## Directive
Format all of the rows below as a JSON list of strings, one string per line, leaving out any blank lines.

(Element placement data)
········

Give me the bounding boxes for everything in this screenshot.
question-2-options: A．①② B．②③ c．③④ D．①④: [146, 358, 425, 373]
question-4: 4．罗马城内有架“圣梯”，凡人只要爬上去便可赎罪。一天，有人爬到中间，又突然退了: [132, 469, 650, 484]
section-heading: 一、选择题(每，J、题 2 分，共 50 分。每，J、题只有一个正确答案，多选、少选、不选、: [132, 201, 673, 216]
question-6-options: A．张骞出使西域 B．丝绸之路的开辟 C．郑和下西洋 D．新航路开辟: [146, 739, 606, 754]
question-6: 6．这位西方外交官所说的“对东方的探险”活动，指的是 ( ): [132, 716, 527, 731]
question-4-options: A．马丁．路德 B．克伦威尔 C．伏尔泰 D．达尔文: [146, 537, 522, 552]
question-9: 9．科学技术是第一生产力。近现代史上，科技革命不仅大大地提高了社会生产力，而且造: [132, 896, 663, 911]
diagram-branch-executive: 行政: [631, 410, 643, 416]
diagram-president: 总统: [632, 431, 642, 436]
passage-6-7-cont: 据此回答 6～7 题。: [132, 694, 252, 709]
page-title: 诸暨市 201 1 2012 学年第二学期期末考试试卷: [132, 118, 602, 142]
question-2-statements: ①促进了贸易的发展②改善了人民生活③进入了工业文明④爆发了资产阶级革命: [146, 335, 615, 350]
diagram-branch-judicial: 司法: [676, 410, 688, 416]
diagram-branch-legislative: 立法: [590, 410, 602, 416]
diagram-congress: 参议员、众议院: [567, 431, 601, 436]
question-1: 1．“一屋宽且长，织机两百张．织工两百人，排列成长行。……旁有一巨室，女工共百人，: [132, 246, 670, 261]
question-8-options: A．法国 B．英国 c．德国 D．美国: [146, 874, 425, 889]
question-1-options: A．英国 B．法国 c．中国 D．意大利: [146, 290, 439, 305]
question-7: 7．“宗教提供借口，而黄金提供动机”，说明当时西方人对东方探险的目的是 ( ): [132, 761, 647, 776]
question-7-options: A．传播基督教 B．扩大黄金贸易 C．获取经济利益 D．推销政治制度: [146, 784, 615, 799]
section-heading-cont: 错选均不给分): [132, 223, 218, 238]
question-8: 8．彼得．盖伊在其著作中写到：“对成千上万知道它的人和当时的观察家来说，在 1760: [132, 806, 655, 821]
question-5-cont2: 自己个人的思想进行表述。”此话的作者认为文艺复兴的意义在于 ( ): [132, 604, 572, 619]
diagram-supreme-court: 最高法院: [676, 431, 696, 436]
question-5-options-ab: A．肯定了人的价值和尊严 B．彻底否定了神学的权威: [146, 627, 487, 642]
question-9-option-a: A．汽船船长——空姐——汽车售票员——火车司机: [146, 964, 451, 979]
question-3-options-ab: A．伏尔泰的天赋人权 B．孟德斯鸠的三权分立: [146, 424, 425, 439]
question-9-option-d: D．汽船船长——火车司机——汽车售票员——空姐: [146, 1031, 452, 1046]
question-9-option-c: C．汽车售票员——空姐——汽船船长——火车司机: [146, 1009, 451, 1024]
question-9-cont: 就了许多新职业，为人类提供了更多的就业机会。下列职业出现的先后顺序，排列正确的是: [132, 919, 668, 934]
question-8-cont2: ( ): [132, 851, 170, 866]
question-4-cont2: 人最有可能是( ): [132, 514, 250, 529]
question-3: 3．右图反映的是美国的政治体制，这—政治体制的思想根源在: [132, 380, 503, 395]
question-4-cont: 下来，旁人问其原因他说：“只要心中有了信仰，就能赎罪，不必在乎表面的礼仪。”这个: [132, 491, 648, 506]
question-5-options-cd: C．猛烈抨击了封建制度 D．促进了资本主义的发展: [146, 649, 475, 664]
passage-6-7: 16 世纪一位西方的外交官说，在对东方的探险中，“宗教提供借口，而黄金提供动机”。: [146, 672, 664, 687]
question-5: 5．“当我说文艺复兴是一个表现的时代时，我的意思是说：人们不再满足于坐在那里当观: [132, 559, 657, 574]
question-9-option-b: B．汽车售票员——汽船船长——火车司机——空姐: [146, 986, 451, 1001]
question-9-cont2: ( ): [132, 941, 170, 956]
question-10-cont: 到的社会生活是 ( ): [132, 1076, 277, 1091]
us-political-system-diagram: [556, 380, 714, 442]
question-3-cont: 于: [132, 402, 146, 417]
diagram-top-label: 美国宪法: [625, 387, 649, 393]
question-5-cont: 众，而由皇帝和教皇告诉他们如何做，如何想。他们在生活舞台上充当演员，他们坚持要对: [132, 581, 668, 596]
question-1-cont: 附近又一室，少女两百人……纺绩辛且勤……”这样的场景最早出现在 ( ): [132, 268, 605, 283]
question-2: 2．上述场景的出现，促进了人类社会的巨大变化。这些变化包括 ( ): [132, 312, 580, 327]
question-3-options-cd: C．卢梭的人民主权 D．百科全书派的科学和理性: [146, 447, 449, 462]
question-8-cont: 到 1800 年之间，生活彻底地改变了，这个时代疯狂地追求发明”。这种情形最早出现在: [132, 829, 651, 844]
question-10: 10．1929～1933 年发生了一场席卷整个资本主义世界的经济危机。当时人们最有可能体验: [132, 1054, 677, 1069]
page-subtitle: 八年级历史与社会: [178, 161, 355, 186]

········

## Full output
[
  "Give me the bounding boxes for everything in this screenshot.",
  "question-2-options: A．①② B．②③ c．③④ D．①④: [146, 358, 425, 373]",
  "question-4: 4．罗马城内有架“圣梯”，凡人只要爬上去便可赎罪。一天，有人爬到中间，又突然退了: [132, 469, 650, 484]",
  "section-heading: 一、选择题(每，J、题 2 分，共 50 分。每，J、题只有一个正确答案，多选、少选、不选、: [132, 201, 673, 216]",
  "question-6-options: A．张骞出使西域 B．丝绸之路的开辟 C．郑和下西洋 D．新航路开辟: [146, 739, 606, 754]",
  "question-6: 6．这位西方外交官所说的“对东方的探险”活动，指的是 ( ): [132, 716, 527, 731]",
  "question-4-options: A．马丁．路德 B．克伦威尔 C．伏尔泰 D．达尔文: [146, 537, 522, 552]",
  "question-9: 9．科学技术是第一生产力。近现代史上，科技革命不仅大大地提高了社会生产力，而且造: [132, 896, 663, 911]",
  "diagram-branch-executive: 行政: [631, 410, 643, 416]",
  "diagram-president: 总统: [632, 431, 642, 436]",
  "passage-6-7-cont: 据此回答 6～7 题。: [132, 694, 252, 709]",
  "page-title: 诸暨市 201 1 2012 学年第二学期期末考试试卷: [132, 118, 602, 142]",
  "question-2-statements: ①促进了贸易的发展②改善了人民生活③进入了工业文明④爆发了资产阶级革命: [146, 335, 615, 350]",
  "diagram-branch-judicial: 司法: [676, 410, 688, 416]",
  "diagram-branch-legislative: 立法: [590, 410, 602, 416]",
  "diagram-congress: 参议员、众议院: [567, 431, 601, 436]",
  "question-1: 1．“一屋宽且长，织机两百张．织工两百人，排列成长行。……旁有一巨室，女工共百人，: [132, 246, 670, 261]",
  "question-8-options: A．法国 B．英国 c．德国 D．美国: [146, 874, 425, 889]",
  "question-1-options: A．英国 B．法国 c．中国 D．意大利: [146, 290, 439, 305]",
  "question-7: 7．“宗教提供借口，而黄金提供动机”，说明当时西方人对东方探险的目的是 ( ): [132, 761, 647, 776]",
  "question-7-options: A．传播基督教 B．扩大黄金贸易 C．获取经济利益 D．推销政治制度: [146, 784, 615, 799]",
  "section-heading-cont: 错选均不给分): [132, 223, 218, 238]",
  "question-8: 8．彼得．盖伊在其著作中写到：“对成千上万知道它的人和当时的观察家来说，在 1760: [132, 806, 655, 821]",
  "question-5-cont2: 自己个人的思想进行表述。”此话的作者认为文艺复兴的意义在于 ( ): [132, 604, 572, 619]",
  "diagram-supreme-court: 最高法院: [676, 431, 696, 436]",
  "question-5-options-ab: A．肯定了人的价值和尊严 B．彻底否定了神学的权威: [146, 627, 487, 642]",
  "question-9-option-a: A．汽船船长——空姐——汽车售票员——火车司机: [146, 964, 451, 979]",
  "question-3-options-ab: A．伏尔泰的天赋人权 B．孟德斯鸠的三权分立: [146, 424, 425, 439]",
  "question-9-option-d: D．汽船船长——火车司机——汽车售票员——空姐: [146, 1031, 452, 1046]",
  "question-9-option-c: C．汽车售票员——空姐——汽船船长——火车司机: [146, 1009, 451, 1024]",
  "question-9-cont: 就了许多新职业，为人类提供了更多的就业机会。下列职业出现的先后顺序，排列正确的是: [132, 919, 668, 934]",
  "question-8-cont2: ( ): [132, 851, 170, 866]",
  "question-4-cont2: 人最有可能是( ): [132, 514, 250, 529]",
  "question-3: 3．右图反映的是美国的政治体制，这—政治体制的思想根源在: [132, 380, 503, 395]",
  "question-4-cont: 下来，旁人问其原因他说：“只要心中有了信仰，就能赎罪，不必在乎表面的礼仪。”这个: [132, 491, 648, 506]",
  "question-5-options-cd: C．猛烈抨击了封建制度 D．促进了资本主义的发展: [146, 649, 475, 664]",
  "passage-6-7: 16 世纪一位西方的外交官说，在对东方的探险中，“宗教提供借口，而黄金提供动机”。: [146, 672, 664, 687]",
  "question-5: 5．“当我说文艺复兴是一个表现的时代时，我的意思是说：人们不再满足于坐在那里当观: [132, 559, 657, 574]",
  "question-9-option-b: B．汽车售票员——汽船船长——火车司机——空姐: [146, 986, 451, 1001]",
  "question-9-cont2: ( ): [132, 941, 170, 956]",
  "question-10-cont: 到的社会生活是 ( ): [132, 1076, 277, 1091]",
  "us-political-system-diagram: [556, 380, 714, 442]",
  "question-3-cont: 于: [132, 402, 146, 417]",
  "diagram-top-label: 美国宪法: [625, 387, 649, 393]",
  "question-5-cont: 众，而由皇帝和教皇告诉他们如何做，如何想。他们在生活舞台上充当演员，他们坚持要对: [132, 581, 668, 596]",
  "question-1-cont: 附近又一室，少女两百人……纺绩辛且勤……”这样的场景最早出现在 ( ): [132, 268, 605, 283]",
  "question-2: 2．上述场景的出现，促进了人类社会的巨大变化。这些变化包括 ( ): [132, 312, 580, 327]",
  "question-3-options-cd: C．卢梭的人民主权 D．百科全书派的科学和理性: [146, 447, 449, 462]",
  "question-8-cont: 到 1800 年之间，生活彻底地改变了，这个时代疯狂地追求发明”。这种情形最早出现在: [132, 829, 651, 844]",
  "question-10: 10．1929～1933 年发生了一场席卷整个资本主义世界的经济危机。当时人们最有可能体验: [132, 1054, 677, 1069]",
  "page-subtitle: 八年级历史与社会: [178, 161, 355, 186]"
]